_What this task involves:_ Transcribe all of the material exactly.

==============================

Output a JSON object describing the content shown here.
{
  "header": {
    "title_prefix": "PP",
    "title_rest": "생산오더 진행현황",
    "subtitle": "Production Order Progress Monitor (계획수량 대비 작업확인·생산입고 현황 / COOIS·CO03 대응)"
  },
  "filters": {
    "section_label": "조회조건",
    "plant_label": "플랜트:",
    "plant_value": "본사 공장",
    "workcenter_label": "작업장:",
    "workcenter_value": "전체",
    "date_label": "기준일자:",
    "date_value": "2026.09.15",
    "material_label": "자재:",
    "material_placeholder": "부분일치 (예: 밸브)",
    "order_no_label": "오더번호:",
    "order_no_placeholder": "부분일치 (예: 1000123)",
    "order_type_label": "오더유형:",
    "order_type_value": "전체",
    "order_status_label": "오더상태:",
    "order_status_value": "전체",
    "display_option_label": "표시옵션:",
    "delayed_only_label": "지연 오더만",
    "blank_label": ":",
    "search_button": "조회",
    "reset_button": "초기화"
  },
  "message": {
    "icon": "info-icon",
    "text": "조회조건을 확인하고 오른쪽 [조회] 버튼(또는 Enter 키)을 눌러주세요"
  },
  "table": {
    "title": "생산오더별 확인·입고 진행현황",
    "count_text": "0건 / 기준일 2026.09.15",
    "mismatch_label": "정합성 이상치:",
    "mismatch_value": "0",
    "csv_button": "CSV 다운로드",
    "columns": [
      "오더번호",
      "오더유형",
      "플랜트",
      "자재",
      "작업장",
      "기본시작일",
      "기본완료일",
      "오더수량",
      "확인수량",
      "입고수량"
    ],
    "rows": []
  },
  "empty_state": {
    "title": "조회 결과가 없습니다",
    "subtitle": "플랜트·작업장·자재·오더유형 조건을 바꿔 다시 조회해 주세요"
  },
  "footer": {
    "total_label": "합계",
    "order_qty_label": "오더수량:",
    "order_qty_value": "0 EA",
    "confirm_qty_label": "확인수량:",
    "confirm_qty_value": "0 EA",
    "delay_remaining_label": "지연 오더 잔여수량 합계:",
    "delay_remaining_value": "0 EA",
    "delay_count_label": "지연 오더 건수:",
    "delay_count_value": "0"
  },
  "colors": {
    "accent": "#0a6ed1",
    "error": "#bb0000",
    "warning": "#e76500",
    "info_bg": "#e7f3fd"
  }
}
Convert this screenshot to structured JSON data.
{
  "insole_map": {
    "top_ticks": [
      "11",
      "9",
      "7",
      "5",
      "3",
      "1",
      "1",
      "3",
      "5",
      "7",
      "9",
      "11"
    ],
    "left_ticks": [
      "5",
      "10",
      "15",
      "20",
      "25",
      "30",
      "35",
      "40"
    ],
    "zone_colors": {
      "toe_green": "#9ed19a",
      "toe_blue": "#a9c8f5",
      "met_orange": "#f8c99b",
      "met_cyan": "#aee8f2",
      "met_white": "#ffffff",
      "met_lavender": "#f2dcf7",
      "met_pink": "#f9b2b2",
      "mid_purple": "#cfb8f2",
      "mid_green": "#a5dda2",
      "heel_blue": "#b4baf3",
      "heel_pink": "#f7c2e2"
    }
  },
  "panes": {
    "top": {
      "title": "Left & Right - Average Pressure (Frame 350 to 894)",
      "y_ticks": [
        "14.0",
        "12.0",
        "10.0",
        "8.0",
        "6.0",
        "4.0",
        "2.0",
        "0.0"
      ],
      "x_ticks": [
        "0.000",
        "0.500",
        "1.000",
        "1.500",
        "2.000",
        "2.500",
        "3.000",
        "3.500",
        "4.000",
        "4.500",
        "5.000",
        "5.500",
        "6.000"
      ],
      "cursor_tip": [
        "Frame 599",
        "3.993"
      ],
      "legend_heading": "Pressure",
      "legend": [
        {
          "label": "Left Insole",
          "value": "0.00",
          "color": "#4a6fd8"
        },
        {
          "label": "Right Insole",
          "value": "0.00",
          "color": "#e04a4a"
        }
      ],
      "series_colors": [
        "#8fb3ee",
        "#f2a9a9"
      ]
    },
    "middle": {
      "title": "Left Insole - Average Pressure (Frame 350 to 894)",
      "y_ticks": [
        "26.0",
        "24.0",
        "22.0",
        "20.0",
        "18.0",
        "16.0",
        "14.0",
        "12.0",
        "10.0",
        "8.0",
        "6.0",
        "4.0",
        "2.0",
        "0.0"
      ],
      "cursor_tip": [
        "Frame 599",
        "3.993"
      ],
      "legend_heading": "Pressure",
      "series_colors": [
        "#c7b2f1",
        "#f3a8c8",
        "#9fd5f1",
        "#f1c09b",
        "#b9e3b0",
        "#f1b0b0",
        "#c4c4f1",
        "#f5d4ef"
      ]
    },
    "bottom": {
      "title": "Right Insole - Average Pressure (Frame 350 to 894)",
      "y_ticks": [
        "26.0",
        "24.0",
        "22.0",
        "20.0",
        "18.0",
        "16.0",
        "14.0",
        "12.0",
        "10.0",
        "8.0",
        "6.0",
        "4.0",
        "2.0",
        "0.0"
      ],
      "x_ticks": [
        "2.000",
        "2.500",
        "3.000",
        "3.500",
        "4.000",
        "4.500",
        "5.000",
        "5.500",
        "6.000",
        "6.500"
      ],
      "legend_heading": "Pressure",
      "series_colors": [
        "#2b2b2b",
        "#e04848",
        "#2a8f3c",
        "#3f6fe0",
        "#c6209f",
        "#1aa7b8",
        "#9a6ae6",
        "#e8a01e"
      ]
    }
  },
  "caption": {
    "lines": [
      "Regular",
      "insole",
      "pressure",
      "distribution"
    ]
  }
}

==============================

_Response to the exercise:_
Output a JSON object describing the content shown here.
{
  "header": {
    "title_prefix": "PP",
    "title_rest": "생산오더 진행현황",
    "subtitle": "Production Order Progress Monitor (계획수량 대비 작업확인·생산입고 현황 / COOIS·CO03 대응)"
  },
  "filters": {
    "section_label": "조회조건",
    "plant_label": "플랜트:",
    "plant_value": "본사 공장",
    "workcenter_label": "작업장:",
    "workcenter_value": "전체",
    "date_label": "기준일자:",
    "date_value": "2026.09.15",
    "material_label": "자재:",
    "material_placeholder": "부분일치 (예: 밸브)",
    "order_no_label": "오더번호:",
    "order_no_placeholder": "부분일치 (예: 1000123)",
    "order_type_label": "오더유형:",
    "order_type_value": "전체",
    "order_status_label": "오더상태:",
    "order_status_value": "전체",
    "display_option_label": "표시옵션:",
    "delayed_only_label": "지연 오더만",
    "blank_label": ":",
    "search_button": "조회",
    "reset_button": "초기화"
  },
  "message": {
    "icon": "info-icon",
    "text": "조회조건을 확인하고 오른쪽 [조회] 버튼(또는 Enter 키)을 눌러주세요"
  },
  "table": {
    "title": "생산오더별 확인·입고 진행현황",
    "count_text": "0건 / 기준일 2026.09.15",
    "mismatch_label": "정합성 이상치:",
    "mismatch_value": "0",
    "csv_button": "CSV 다운로드",
    "columns": [
      "오더번호",
      "오더유형",
      "플랜트",
      "자재",
      "작업장",
      "기본시작일",
      "기본완료일",
      "오더수량",
      "확인수량",
      "입고수량"
    ],
    "rows": []
  },
  "empty_state": {
    "title": "조회 결과가 없습니다",
    "subtitle": "플랜트·작업장·자재·오더유형 조건을 바꿔 다시 조회해 주세요"
  },
  "footer": {
    "total_label": "합계",
    "order_qty_label": "오더수량:",
    "order_qty_value": "0 EA",
    "confirm_qty_label": "확인수량:",
    "confirm_qty_value": "0 EA",
    "delay_remaining_label": "지연 오더 잔여수량 합계:",
    "delay_remaining_value": "0 EA",
    "delay_count_label": "지연 오더 건수:",
    "delay_count_value": "0"
  },
  "colors": {
    "accent": "#0a6ed1",
    "error": "#bb0000",
    "warning": "#e76500",
    "info_bg": "#e7f3fd"
  }
}
Convert this screenshot to structured JSON data.
{
  "insole_map": {
    "top_ticks": [
      "11",
      "9",
      "7",
      "5",
      "3",
      "1",
      "1",
      "3",
      "5",
      "7",
      "9",
      "11"
    ],
    "left_ticks": [
      "5",
      "10",
      "15",
      "20",
      "25",
      "30",
      "35",
      "40"
    ],
    "zone_colors": {
      "toe_green": "#9ed19a",
      "toe_blue": "#a9c8f5",
      "met_orange": "#f8c99b",
      "met_cyan": "#aee8f2",
      "met_white": "#ffffff",
      "met_lavender": "#f2dcf7",
      "met_pink": "#f9b2b2",
      "mid_purple": "#cfb8f2",
      "mid_green": "#a5dda2",
      "heel_blue": "#b4baf3",
      "heel_pink": "#f7c2e2"
    }
  },
  "panes": {
    "top": {
      "title": "Left & Right - Average Pressure (Frame 350 to 894)",
      "y_ticks": [
        "14.0",
        "12.0",
        "10.0",
        "8.0",
        "6.0",
        "4.0",
        "2.0",
        "0.0"
      ],
      "x_ticks": [
        "0.000",
        "0.500",
        "1.000",
        "1.500",
        "2.000",
        "2.500",
        "3.000",
        "3.500",
        "4.000",
        "4.500",
        "5.000",
        "5.500",
        "6.000"
      ],
      "cursor_tip": [
        "Frame 599",
        "3.993"
      ],
      "legend_heading": "Pressure",
      "legend": [
        {
          "label": "Left Insole",
          "value": "0.00",
          "color": "#4a6fd8"
        },
        {
          "label": "Right Insole",
          "value": "0.00",
          "color": "#e04a4a"
        }
      ],
      "series_colors": [
        "#8fb3ee",
        "#f2a9a9"
      ]
    },
    "middle": {
      "title": "Left Insole - Average Pressure (Frame 350 to 894)",
      "y_ticks": [
        "26.0",
        "24.0",
        "22.0",
        "20.0",
        "18.0",
        "16.0",
        "14.0",
        "12.0",
        "10.0",
        "8.0",
        "6.0",
        "4.0",
        "2.0",
        "0.0"
      ],
      "cursor_tip": [
        "Frame 599",
        "3.993"
      ],
      "legend_heading": "Pressure",
      "series_colors": [
        "#c7b2f1",
        "#f3a8c8",
        "#9fd5f1",
        "#f1c09b",
        "#b9e3b0",
        "#f1b0b0",
        "#c4c4f1",
        "#f5d4ef"
      ]
    },
    "bottom": {
      "title": "Right Insole - Average Pressure (Frame 350 to 894)",
      "y_ticks": [
        "26.0",
        "24.0",
        "22.0",
        "20.0",
        "18.0",
        "16.0",
        "14.0",
        "12.0",
        "10.0",
        "8.0",
        "6.0",
        "4.0",
        "2.0",
        "0.0"
      ],
      "x_ticks": [
        "2.000",
        "2.500",
        "3.000",
        "3.500",
        "4.000",
        "4.500",
        "5.000",
        "5.500",
        "6.000",
        "6.500"
      ],
      "legend_heading": "Pressure",
      "series_colors": [
        "#2b2b2b",
        "#e04848",
        "#2a8f3c",
        "#3f6fe0",
        "#c6209f",
        "#1aa7b8",
        "#9a6ae6",
        "#e8a01e"
      ]
    }
  },
  "caption": {
    "lines": [
      "Regular",
      "insole",
      "pressure",
      "distribution"
    ]
  }
}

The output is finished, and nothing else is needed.